## Written instruction
Give the data below again, word for word.

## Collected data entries
##########
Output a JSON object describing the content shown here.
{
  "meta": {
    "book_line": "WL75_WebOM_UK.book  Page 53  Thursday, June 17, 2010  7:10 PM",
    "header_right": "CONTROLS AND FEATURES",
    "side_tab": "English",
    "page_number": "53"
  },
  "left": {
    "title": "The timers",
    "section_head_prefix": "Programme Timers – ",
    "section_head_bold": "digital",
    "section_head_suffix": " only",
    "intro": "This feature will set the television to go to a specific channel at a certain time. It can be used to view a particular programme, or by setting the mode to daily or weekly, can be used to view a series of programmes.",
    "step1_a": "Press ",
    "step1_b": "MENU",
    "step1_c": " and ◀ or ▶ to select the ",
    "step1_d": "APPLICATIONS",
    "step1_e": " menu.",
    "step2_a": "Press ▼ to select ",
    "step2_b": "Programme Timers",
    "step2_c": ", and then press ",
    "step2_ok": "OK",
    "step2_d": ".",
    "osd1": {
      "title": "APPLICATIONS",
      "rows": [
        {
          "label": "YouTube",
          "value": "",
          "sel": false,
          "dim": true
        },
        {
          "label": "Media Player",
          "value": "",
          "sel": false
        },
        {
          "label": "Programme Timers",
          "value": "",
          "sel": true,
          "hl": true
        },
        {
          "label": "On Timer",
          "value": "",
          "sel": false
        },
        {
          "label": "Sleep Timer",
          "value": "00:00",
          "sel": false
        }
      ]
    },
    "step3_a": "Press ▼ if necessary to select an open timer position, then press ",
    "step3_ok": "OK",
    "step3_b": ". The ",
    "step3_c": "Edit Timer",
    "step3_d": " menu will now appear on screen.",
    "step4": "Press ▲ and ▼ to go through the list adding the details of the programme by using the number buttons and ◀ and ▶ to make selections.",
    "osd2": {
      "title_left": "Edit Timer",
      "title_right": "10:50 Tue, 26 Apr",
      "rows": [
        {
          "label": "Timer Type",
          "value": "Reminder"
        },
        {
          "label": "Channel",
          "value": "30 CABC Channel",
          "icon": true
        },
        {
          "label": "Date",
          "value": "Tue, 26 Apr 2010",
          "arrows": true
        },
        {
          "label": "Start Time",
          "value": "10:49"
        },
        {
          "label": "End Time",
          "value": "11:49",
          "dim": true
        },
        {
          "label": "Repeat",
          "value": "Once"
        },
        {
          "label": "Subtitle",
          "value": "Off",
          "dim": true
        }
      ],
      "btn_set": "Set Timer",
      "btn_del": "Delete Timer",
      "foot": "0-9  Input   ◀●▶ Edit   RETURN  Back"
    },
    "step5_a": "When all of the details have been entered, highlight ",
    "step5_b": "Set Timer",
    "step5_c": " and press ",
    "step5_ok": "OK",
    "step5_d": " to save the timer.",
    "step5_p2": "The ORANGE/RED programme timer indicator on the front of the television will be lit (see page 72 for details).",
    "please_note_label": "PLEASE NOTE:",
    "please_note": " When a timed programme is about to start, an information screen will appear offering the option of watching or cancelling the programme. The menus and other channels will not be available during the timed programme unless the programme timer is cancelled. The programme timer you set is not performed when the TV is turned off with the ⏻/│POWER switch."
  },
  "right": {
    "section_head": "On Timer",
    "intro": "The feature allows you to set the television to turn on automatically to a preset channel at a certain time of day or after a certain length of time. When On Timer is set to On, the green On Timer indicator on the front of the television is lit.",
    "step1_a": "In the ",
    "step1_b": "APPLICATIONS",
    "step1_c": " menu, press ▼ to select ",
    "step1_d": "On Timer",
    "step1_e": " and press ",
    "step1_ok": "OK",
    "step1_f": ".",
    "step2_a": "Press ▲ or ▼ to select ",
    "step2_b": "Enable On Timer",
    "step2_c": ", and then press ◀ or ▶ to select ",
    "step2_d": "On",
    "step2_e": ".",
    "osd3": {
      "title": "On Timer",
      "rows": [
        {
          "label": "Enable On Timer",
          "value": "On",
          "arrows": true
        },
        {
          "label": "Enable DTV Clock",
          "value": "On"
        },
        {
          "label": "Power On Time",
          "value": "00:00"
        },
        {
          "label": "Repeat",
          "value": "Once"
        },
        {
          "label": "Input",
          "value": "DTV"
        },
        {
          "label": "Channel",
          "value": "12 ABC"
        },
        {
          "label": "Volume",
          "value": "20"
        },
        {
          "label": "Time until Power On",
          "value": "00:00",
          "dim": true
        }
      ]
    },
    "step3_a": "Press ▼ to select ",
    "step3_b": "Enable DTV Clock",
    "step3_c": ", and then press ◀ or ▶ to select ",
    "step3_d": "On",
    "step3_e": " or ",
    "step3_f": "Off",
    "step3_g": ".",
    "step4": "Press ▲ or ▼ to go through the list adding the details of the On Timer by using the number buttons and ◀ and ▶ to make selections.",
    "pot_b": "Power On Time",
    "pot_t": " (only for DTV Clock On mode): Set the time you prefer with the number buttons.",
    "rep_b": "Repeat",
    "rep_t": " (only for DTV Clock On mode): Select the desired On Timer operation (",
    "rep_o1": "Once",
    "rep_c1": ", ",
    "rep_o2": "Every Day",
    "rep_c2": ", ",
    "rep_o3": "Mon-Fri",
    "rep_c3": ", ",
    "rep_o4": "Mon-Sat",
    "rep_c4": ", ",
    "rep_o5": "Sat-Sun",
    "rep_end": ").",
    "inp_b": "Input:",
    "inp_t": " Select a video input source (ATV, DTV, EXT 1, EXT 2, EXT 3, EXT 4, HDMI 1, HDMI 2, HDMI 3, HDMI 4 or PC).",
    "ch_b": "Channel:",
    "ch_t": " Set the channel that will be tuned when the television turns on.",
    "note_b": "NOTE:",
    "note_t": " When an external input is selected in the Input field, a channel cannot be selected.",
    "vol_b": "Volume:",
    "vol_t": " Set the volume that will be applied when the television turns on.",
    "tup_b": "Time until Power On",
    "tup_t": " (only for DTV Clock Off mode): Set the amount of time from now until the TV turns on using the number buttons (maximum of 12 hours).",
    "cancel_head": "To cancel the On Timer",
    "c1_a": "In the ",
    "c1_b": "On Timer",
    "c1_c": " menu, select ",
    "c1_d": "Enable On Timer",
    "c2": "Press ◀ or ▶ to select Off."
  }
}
##########
## Exercise solution
Output a JSON object describing the content shown here.
{
  "meta": {
    "book_line": "WL75_WebOM_UK.book  Page 53  Thursday, June 17, 2010  7:10 PM",
    "header_right": "CONTROLS AND FEATURES",
    "side_tab": "English",
    "page_number": "53"
  },
  "left": {
    "title": "The timers",
    "section_head_prefix": "Programme Timers – ",
    "section_head_bold": "digital",
    "section_head_suffix": " only",
    "intro": "This feature will set the television to go to a specific channel at a certain time. It can be used to view a particular programme, or by setting the mode to daily or weekly, can be used to view a series of programmes.",
    "step1_a": "Press ",
    "step1_b": "MENU",
    "step1_c": " and ◀ or ▶ to select the ",
    "step1_d": "APPLICATIONS",
    "step1_e": " menu.",
    "step2_a": "Press ▼ to select ",
    "step2_b": "Programme Timers",
    "step2_c": ", and then press ",
    "step2_ok": "OK",
    "step2_d": ".",
    "osd1": {
      "title": "APPLICATIONS",
      "rows": [
        {
          "label": "YouTube",
          "value": "",
          "sel": false,
          "dim": true
        },
        {
          "label": "Media Player",
          "value": "",
          "sel": false
        },
        {
          "label": "Programme Timers",
          "value": "",
          "sel": true,
          "hl": true
        },
        {
          "label": "On Timer",
          "value": "",
          "sel": false
        },
        {
          "label": "Sleep Timer",
          "value": "00:00",
          "sel": false
        }
      ]
    },
    "step3_a": "Press ▼ if necessary to select an open timer position, then press ",
    "step3_ok": "OK",
    "step3_b": ". The ",
    "step3_c": "Edit Timer",
    "step3_d": " menu will now appear on screen.",
    "step4": "Press ▲ and ▼ to go through the list adding the details of the programme by using the number buttons and ◀ and ▶ to make selections.",
    "osd2": {
      "title_left": "Edit Timer",
      "title_right": "10:50 Tue, 26 Apr",
      "rows": [
        {
          "label": "Timer Type",
          "value": "Reminder"
        },
        {
          "label": "Channel",
          "value": "30 CABC Channel",
          "icon": true
        },
        {
          "label": "Date",
          "value": "Tue, 26 Apr 2010",
          "arrows": true
        },
        {
          "label": "Start Time",
          "value": "10:49"
        },
        {
          "label": "End Time",
          "value": "11:49",
          "dim": true
        },
        {
          "label": "Repeat",
          "value": "Once"
        },
        {
          "label": "Subtitle",
          "value": "Off",
          "dim": true
        }
      ],
      "btn_set": "Set Timer",
      "btn_del": "Delete Timer",
      "foot": "0-9  Input   ◀●▶ Edit   RETURN  Back"
    },
    "step5_a": "When all of the details have been entered, highlight ",
    "step5_b": "Set Timer",
    "step5_c": " and press ",
    "step5_ok": "OK",
    "step5_d": " to save the timer.",
    "step5_p2": "The ORANGE/RED programme timer indicator on the front of the television will be lit (see page 72 for details).",
    "please_note_label": "PLEASE NOTE:",
    "please_note": " When a timed programme is about to start, an information screen will appear offering the option of watching or cancelling the programme. The menus and other channels will not be available during the timed programme unless the programme timer is cancelled. The programme timer you set is not performed when the TV is turned off with the ⏻/│POWER switch."
  },
  "right": {
    "section_head": "On Timer",
    "intro": "The feature allows you to set the television to turn on automatically to a preset channel at a certain time of day or after a certain length of time. When On Timer is set to On, the green On Timer indicator on the front of the television is lit.",
    "step1_a": "In the ",
    "step1_b": "APPLICATIONS",
    "step1_c": " menu, press ▼ to select ",
    "step1_d": "On Timer",
    "step1_e": " and press ",
    "step1_ok": "OK",
    "step1_f": ".",
    "step2_a": "Press ▲ or ▼ to select ",
    "step2_b": "Enable On Timer",
    "step2_c": ", and then press ◀ or ▶ to select ",
    "step2_d": "On",
    "step2_e": ".",
    "osd3": {
      "title": "On Timer",
      "rows": [
        {
          "label": "Enable On Timer",
          "value": "On",
          "arrows": true
        },
        {
          "label": "Enable DTV Clock",
          "value": "On"
        },
        {
          "label": "Power On Time",
          "value": "00:00"
        },
        {
          "label": "Repeat",
          "value": "Once"
        },
        {
          "label": "Input",
          "value": "DTV"
        },
        {
          "label": "Channel",
          "value": "12 ABC"
        },
        {
          "label": "Volume",
          "value": "20"
        },
        {
          "label": "Time until Power On",
          "value": "00:00",
          "dim": true
        }
      ]
    },
    "step3_a": "Press ▼ to select ",
    "step3_b": "Enable DTV Clock",
    "step3_c": ", and then press ◀ or ▶ to select ",
    "step3_d": "On",
    "step3_e": " or ",
    "step3_f": "Off",
    "step3_g": ".",
    "step4": "Press ▲ or ▼ to go through the list adding the details of the On Timer by using the number buttons and ◀ and ▶ to make selections.",
    "pot_b": "Power On Time",
    "pot_t": " (only for DTV Clock On mode): Set the time you prefer with the number buttons.",
    "rep_b": "Repeat",
    "rep_t": " (only for DTV Clock On mode): Select the desired On Timer operation (",
    "rep_o1": "Once",
    "rep_c1": ", ",
    "rep_o2": "Every Day",
    "rep_c2": ", ",
    "rep_o3": "Mon-Fri",
    "rep_c3": ", ",
    "rep_o4": "Mon-Sat",
    "rep_c4": ", ",
    "rep_o5": "Sat-Sun",
    "rep_end": ").",
    "inp_b": "Input:",
    "inp_t": " Select a video input source (ATV, DTV, EXT 1, EXT 2, EXT 3, EXT 4, HDMI 1, HDMI 2, HDMI 3, HDMI 4 or PC).",
    "ch_b": "Channel:",
    "ch_t": " Set the channel that will be tuned when the television turns on.",
    "note_b": "NOTE:",
    "note_t": " When an external input is selected in the Input field, a channel cannot be selected.",
    "vol_b": "Volume:",
    "vol_t": " Set the volume that will be applied when the television turns on.",
    "tup_b": "Time until Power On",
    "tup_t": " (only for DTV Clock Off mode): Set the amount of time from now until the TV turns on using the number buttons (maximum of 12 hours).",
    "cancel_head": "To cancel the On Timer",
    "c1_a": "In the ",
    "c1_b": "On Timer",
    "c1_c": " menu, select ",
    "c1_d": "Enable On Timer",
    "c2": "Press ◀ or ▶ to select Off."
  }
}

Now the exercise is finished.